■ **Problem to work on**
Each entry must be reproduced precisely as it stands.

■ **Source records**
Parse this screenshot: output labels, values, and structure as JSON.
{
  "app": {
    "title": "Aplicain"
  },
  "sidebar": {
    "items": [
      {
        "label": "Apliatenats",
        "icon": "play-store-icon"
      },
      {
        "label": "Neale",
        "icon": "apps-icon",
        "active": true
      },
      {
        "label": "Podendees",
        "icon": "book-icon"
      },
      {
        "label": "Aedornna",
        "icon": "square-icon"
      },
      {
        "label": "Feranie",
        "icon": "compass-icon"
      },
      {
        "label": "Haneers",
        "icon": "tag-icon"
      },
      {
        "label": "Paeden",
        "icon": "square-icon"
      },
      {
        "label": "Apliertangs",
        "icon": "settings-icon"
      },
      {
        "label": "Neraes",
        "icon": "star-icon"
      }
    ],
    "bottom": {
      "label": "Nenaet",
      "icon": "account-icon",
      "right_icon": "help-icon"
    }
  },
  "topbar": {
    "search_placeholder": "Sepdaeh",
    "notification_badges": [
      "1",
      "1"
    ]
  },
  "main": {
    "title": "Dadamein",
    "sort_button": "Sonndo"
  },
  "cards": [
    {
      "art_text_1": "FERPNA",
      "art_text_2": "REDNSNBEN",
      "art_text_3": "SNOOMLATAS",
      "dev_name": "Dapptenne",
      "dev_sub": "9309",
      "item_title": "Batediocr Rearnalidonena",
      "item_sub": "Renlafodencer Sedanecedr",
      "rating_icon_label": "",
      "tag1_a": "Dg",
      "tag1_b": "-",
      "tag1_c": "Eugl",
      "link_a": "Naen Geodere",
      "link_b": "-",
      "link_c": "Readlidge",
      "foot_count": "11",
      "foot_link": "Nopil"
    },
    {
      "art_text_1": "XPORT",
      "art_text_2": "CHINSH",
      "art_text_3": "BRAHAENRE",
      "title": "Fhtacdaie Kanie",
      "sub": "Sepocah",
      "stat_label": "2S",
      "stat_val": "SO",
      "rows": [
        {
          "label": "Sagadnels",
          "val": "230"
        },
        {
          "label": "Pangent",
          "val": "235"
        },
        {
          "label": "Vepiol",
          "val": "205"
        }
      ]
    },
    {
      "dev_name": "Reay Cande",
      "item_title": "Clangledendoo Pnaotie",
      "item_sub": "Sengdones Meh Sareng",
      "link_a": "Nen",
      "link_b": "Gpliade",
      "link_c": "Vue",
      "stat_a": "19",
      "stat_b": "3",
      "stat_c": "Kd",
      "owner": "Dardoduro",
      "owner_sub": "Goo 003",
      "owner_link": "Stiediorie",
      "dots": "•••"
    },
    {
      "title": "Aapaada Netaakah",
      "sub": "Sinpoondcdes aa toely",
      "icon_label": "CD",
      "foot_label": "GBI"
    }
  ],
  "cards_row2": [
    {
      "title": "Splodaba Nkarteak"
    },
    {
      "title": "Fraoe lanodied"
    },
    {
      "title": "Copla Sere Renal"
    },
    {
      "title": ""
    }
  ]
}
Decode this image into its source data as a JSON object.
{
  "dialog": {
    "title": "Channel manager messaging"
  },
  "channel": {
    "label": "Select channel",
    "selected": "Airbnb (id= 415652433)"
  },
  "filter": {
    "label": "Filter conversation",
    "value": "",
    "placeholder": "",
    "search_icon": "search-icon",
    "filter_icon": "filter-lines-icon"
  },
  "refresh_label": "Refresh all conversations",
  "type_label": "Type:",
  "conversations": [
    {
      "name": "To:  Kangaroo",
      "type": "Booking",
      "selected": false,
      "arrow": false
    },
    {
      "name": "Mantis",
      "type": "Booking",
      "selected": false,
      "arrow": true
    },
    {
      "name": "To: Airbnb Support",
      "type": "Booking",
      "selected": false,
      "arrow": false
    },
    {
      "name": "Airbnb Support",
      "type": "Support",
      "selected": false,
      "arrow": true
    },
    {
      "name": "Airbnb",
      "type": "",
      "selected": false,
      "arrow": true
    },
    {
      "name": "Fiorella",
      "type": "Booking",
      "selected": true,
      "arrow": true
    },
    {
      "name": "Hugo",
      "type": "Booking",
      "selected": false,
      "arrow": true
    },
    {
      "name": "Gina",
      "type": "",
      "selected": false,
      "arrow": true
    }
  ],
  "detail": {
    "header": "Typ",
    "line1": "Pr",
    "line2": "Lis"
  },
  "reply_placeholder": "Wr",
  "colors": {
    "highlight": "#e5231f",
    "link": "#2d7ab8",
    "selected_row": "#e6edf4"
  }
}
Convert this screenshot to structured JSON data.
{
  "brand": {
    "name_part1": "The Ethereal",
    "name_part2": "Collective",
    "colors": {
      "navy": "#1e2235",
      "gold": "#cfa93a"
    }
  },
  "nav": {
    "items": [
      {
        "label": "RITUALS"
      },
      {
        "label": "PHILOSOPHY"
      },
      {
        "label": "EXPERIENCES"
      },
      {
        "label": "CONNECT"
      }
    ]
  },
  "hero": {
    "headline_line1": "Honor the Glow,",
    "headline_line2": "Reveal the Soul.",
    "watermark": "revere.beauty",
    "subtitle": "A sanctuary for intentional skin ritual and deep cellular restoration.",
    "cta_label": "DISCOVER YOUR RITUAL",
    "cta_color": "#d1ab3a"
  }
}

■ **Written solution**
Parse this screenshot: output labels, values, and structure as JSON.
{
  "app": {
    "title": "Aplicain"
  },
  "sidebar": {
    "items": [
      {
        "label": "Apliatenats",
        "icon": "play-store-icon"
      },
      {
        "label": "Neale",
        "icon": "apps-icon",
        "active": true
      },
      {
        "label": "Podendees",
        "icon": "book-icon"
      },
      {
        "label": "Aedornna",
        "icon": "square-icon"
      },
      {
        "label": "Feranie",
        "icon": "compass-icon"
      },
      {
        "label": "Haneers",
        "icon": "tag-icon"
      },
      {
        "label": "Paeden",
        "icon": "square-icon"
      },
      {
        "label": "Apliertangs",
        "icon": "settings-icon"
      },
      {
        "label": "Neraes",
        "icon": "star-icon"
      }
    ],
    "bottom": {
      "label": "Nenaet",
      "icon": "account-icon",
      "right_icon": "help-icon"
    }
  },
  "topbar": {
    "search_placeholder": "Sepdaeh",
    "notification_badges": [
      "1",
      "1"
    ]
  },
  "main": {
    "title": "Dadamein",
    "sort_button": "Sonndo"
  },
  "cards": [
    {
      "art_text_1": "FERPNA",
      "art_text_2": "REDNSNBEN",
      "art_text_3": "SNOOMLATAS",
      "dev_name": "Dapptenne",
      "dev_sub": "9309",
      "item_title": "Batediocr Rearnalidonena",
      "item_sub": "Renlafodencer Sedanecedr",
      "rating_icon_label": "",
      "tag1_a": "Dg",
      "tag1_b": "-",
      "tag1_c": "Eugl",
      "link_a": "Naen Geodere",
      "link_b": "-",
      "link_c": "Readlidge",
      "foot_count": "11",
      "foot_link": "Nopil"
    },
    {
      "art_text_1": "XPORT",
      "art_text_2": "CHINSH",
      "art_text_3": "BRAHAENRE",
      "title": "Fhtacdaie Kanie",
      "sub": "Sepocah",
      "stat_label": "2S",
      "stat_val": "SO",
      "rows": [
        {
          "label": "Sagadnels",
          "val": "230"
        },
        {
          "label": "Pangent",
          "val": "235"
        },
        {
          "label": "Vepiol",
          "val": "205"
        }
      ]
    },
    {
      "dev_name": "Reay Cande",
      "item_title": "Clangledendoo Pnaotie",
      "item_sub": "Sengdones Meh Sareng",
      "link_a": "Nen",
      "link_b": "Gpliade",
      "link_c": "Vue",
      "stat_a": "19",
      "stat_b": "3",
      "stat_c": "Kd",
      "owner": "Dardoduro",
      "owner_sub": "Goo 003",
      "owner_link": "Stiediorie",
      "dots": "•••"
    },
    {
      "title": "Aapaada Netaakah",
      "sub": "Sinpoondcdes aa toely",
      "icon_label": "CD",
      "foot_label": "GBI"
    }
  ],
  "cards_row2": [
    {
      "title": "Splodaba Nkarteak"
    },
    {
      "title": "Fraoe lanodied"
    },
    {
      "title": "Copla Sere Renal"
    },
    {
      "title": ""
    }
  ]
}
Decode this image into its source data as a JSON object.
{
  "dialog": {
    "title": "Channel manager messaging"
  },
  "channel": {
    "label": "Select channel",
    "selected": "Airbnb (id= 415652433)"
  },
  "filter": {
    "label": "Filter conversation",
    "value": "",
    "placeholder": "",
    "search_icon": "search-icon",
    "filter_icon": "filter-lines-icon"
  },
  "refresh_label": "Refresh all conversations",
  "type_label": "Type:",
  "conversations": [
    {
      "name": "To:  Kangaroo",
      "type": "Booking",
      "selected": false,
      "arrow": false
    },
    {
      "name": "Mantis",
      "type": "Booking",
      "selected": false,
      "arrow": true
    },
    {
      "name": "To: Airbnb Support",
      "type": "Booking",
      "selected": false,
      "arrow": false
    },
    {
      "name": "Airbnb Support",
      "type": "Support",
      "selected": false,
      "arrow": true
    },
    {
      "name": "Airbnb",
      "type": "",
      "selected": false,
      "arrow": true
    },
    {
      "name": "Fiorella",
      "type": "Booking",
      "selected": true,
      "arrow": true
    },
    {
      "name": "Hugo",
      "type": "Booking",
      "selected": false,
      "arrow": true
    },
    {
      "name": "Gina",
      "type": "",
      "selected": false,
      "arrow": true
    }
  ],
  "detail": {
    "header": "Typ",
    "line1": "Pr",
    "line2": "Lis"
  },
  "reply_placeholder": "Wr",
  "colors": {
    "highlight": "#e5231f",
    "link": "#2d7ab8",
    "selected_row": "#e6edf4"
  }
}
Convert this screenshot to structured JSON data.
{
  "brand": {
    "name_part1": "The Ethereal",
    "name_part2": "Collective",
    "colors": {
      "navy": "#1e2235",
      "gold": "#cfa93a"
    }
  },
  "nav": {
    "items": [
      {
        "label": "RITUALS"
      },
      {
        "label": "PHILOSOPHY"
      },
      {
        "label": "EXPERIENCES"
      },
      {
        "label": "CONNECT"
      }
    ]
  },
  "hero": {
    "headline_line1": "Honor the Glow,",
    "headline_line2": "Reveal the Soul.",
    "watermark": "revere.beauty",
    "subtitle": "A sanctuary for intentional skin ritual and deep cellular restoration.",
    "cta_label": "DISCOVER YOUR RITUAL",
    "cta_color": "#d1ab3a"
  }
}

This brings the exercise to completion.